> _RECORD SET_
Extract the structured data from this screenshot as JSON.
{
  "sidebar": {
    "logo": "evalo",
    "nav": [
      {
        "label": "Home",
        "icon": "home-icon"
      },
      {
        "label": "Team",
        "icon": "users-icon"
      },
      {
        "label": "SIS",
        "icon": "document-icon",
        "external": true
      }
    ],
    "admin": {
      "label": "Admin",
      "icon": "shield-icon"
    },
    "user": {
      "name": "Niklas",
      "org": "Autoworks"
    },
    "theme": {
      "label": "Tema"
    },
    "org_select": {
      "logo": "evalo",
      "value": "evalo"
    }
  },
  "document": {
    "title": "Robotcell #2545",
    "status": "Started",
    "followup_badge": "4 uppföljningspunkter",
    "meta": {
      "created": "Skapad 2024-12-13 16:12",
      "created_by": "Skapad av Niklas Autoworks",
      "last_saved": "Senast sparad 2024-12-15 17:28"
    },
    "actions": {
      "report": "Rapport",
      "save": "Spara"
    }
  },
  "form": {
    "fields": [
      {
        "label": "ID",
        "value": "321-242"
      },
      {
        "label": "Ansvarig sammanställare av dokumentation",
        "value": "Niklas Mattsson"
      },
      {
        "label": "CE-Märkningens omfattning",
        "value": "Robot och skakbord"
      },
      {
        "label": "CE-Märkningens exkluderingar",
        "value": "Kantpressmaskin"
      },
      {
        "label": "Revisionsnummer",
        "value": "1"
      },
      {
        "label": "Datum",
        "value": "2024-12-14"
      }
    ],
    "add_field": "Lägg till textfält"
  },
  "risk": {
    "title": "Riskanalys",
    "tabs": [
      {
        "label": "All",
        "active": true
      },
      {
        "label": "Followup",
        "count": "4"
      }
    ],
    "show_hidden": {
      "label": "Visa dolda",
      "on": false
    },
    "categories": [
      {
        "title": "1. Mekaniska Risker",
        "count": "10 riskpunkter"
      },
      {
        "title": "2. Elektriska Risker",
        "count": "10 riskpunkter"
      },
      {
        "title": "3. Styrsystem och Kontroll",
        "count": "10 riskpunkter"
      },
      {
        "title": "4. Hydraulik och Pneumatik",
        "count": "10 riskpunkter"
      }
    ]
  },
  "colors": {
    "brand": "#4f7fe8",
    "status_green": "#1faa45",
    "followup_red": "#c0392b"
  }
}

> _EXERCISE GOAL_
Give the count of lines that hold the word "Niklas", with nothing added.

> _CORRECT OUTPUT_
3